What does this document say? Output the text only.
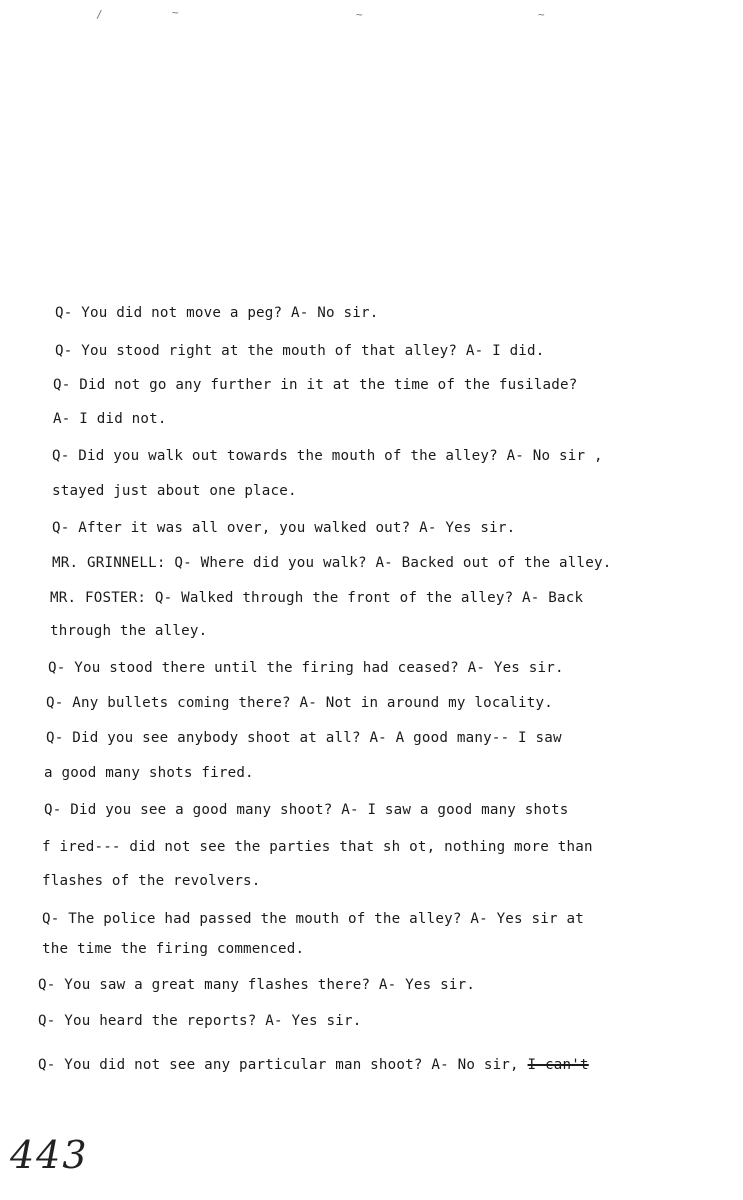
/	~	~	~
Q- You did not move a peg? A- No sir.
Q- You stood right at the mouth of that alley? A- I did.
Q- Did not go any further in it at the time of the fusilade?
A- I did not.
Q- Did you walk out towards the mouth of the alley? A- No sir ,
stayed just about one place.
Q- After it was all over, you walked out? A- Yes sir.
MR. GRINNELL: Q- Where did you walk? A- Backed out of the alley.
MR. FOSTER: Q- Walked through the front of the alley? A- Back
through the alley.
Q- You stood there until the firing had ceased? A- Yes sir.
Q- Any bullets coming there? A- Not in around my locality.
Q- Did you see anybody shoot at all? A- A good many-- I saw
a good many shots fired.
Q- Did you see a good many shoot? A- I saw a good many shots
f ired--- did not see the parties that sh ot, nothing more than
flashes of the revolvers.
Q- The police had passed the mouth of the alley? A- Yes sir at
the time the firing commenced.
Q- You saw a great many flashes there? A- Yes sir.
Q- You heard the reports? A- Yes sir.
Q- You did not see any particular man shoot? A- No sir, I can't
443
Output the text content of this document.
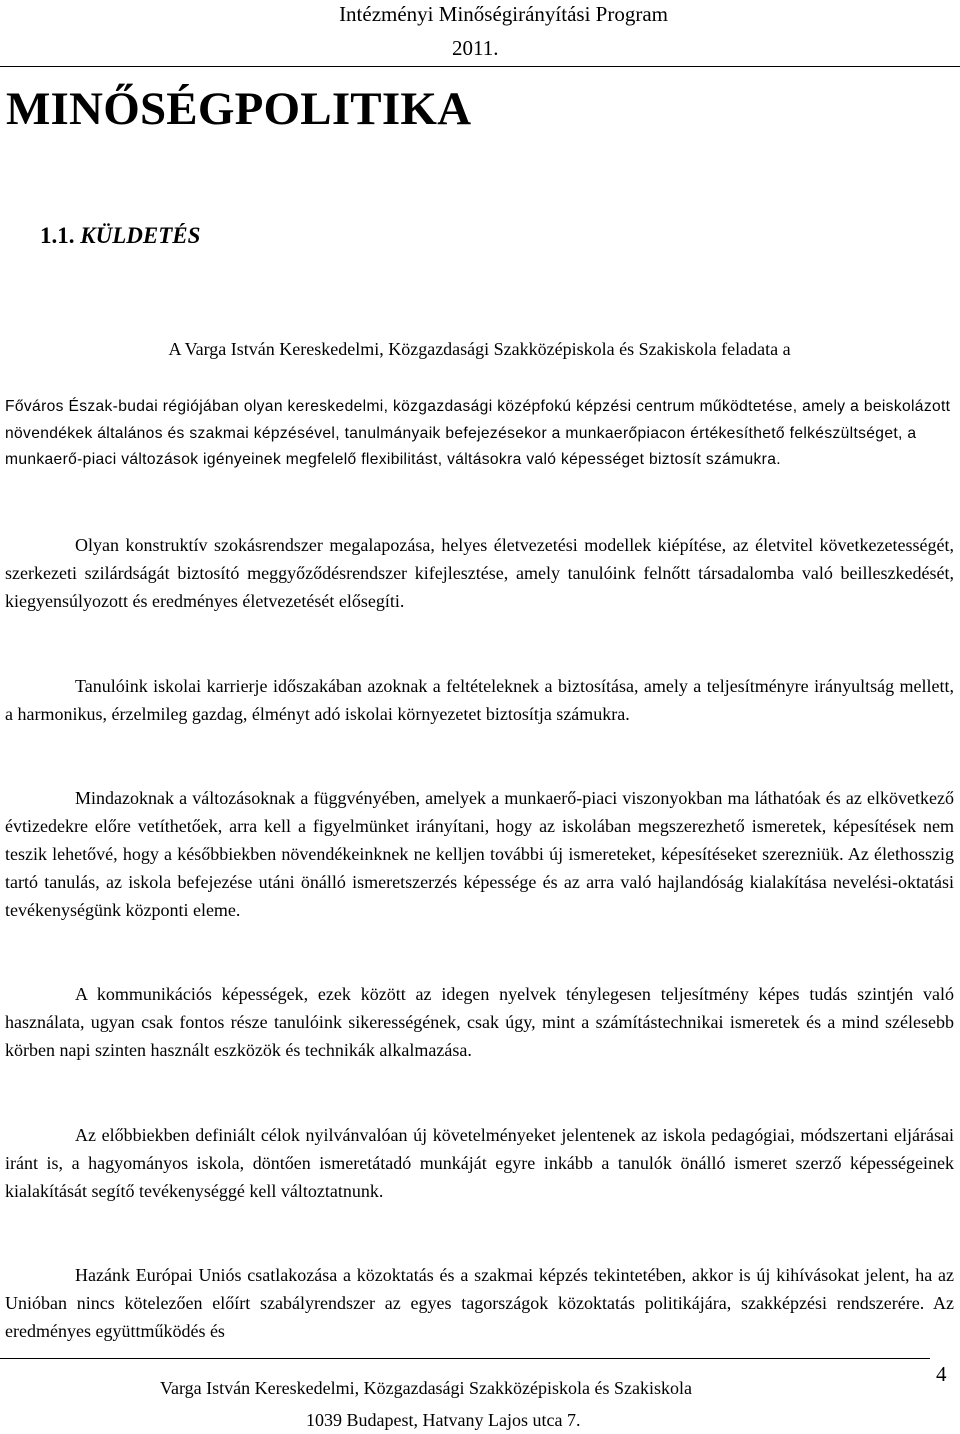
Intézményi Minőségirányítási Program
2011.
MINŐSÉGPOLITIKA
1.1. KÜLDETÉS

A Varga István Kereskedelmi, Közgazdasági Szakközépiskola és Szakiskola feladata a

Főváros Észak-budai régiójában olyan kereskedelmi, közgazdasági középfokú képzési centrum működtetése, amely a beiskolázott növendékek általános és szakmai képzésével, tanulmányaik befejezésekor a munkaerőpiacon értékesíthető felkészültséget, a munkaerő-piaci változások igényeinek megfelelő flexibilitást, váltásokra való képességet biztosít számukra.

Olyan konstruktív szokásrendszer megalapozása, helyes életvezetési modellek kiépítése, az életvitel következetességét, szerkezeti szilárdságát biztosító meggyőződésrendszer kifejlesztése, amely tanulóink felnőtt társadalomba való beilleszkedését, kiegyensúlyozott és eredményes életvezetését elősegíti.

Tanulóink iskolai karrierje időszakában azoknak a feltételeknek a biztosítása, amely a teljesítményre irányultság mellett, a harmonikus, érzelmileg gazdag, élményt adó iskolai környezetet biztosítja számukra.

Mindazoknak a változásoknak a függvényében, amelyek a munkaerő-piaci viszonyokban ma láthatóak és az elkövetkező évtizedekre előre vetíthetőek, arra kell a figyelmünket irányítani, hogy az iskolában megszerezhető ismeretek, képesítések nem teszik lehetővé, hogy a későbbiekben növendékeinknek ne kelljen további új ismereteket, képesítéseket szerezniük. Az élethosszig tartó tanulás, az iskola befejezése utáni önálló ismeretszerzés képessége és az arra való hajlandóság kialakítása nevelési-oktatási tevékenységünk központi eleme.

A kommunikációs képességek, ezek között az idegen nyelvek ténylegesen teljesítmény képes tudás szintjén való használata, ugyan csak fontos része tanulóink sikerességének, csak úgy, mint a számítástechnikai ismeretek és a mind szélesebb körben napi szinten használt eszközök és technikák alkalmazása.

Az előbbiekben definiált célok nyilvánvalóan új követelményeket jelentenek az iskola pedagógiai, módszertani eljárásai iránt is, a hagyományos iskola, döntően ismeretátadó munkáját egyre inkább a tanulók önálló ismeret szerző képességeinek kialakítását segítő tevékenységgé kell változtatnunk.

Hazánk Európai Uniós csatlakozása a közoktatás és a szakmai képzés tekintetében, akkor is új kihívásokat jelent, ha az Unióban nincs kötelezően előírt szabályrendszer az egyes tagországok közoktatás politikájára, szakképzési rendszerére. Az eredményes együttműködés és

Varga István Kereskedelmi, Közgazdasági Szakközépiskola és Szakiskola
1039 Budapest, Hatvany Lajos utca 7.
4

▶ Task statement
Copy out every line from the material above in which the word "szakmai" appears.

▶ Full response
Főváros Észak-budai régiójában olyan kereskedelmi, közgazdasági középfokú képzési centrum működtetése, amely a beiskolázott növendékek általános és szakmai képzésével, tanulmányaik befejezésekor a munkaerőpiacon értékesíthető felkészültséget, a munkaerő-piaci változások igényeinek megfelelő flexibilitást, váltásokra való képességet biztosít számukra.
Hazánk Európai Uniós csatlakozása a közoktatás és a szakmai képzés tekintetében, akkor is új kihívásokat jelent, ha az Unióban nincs kötelezően előírt szabályrendszer az egyes tagországok közoktatás politikájára, szakképzési rendszerére. Az eredményes együttműködés és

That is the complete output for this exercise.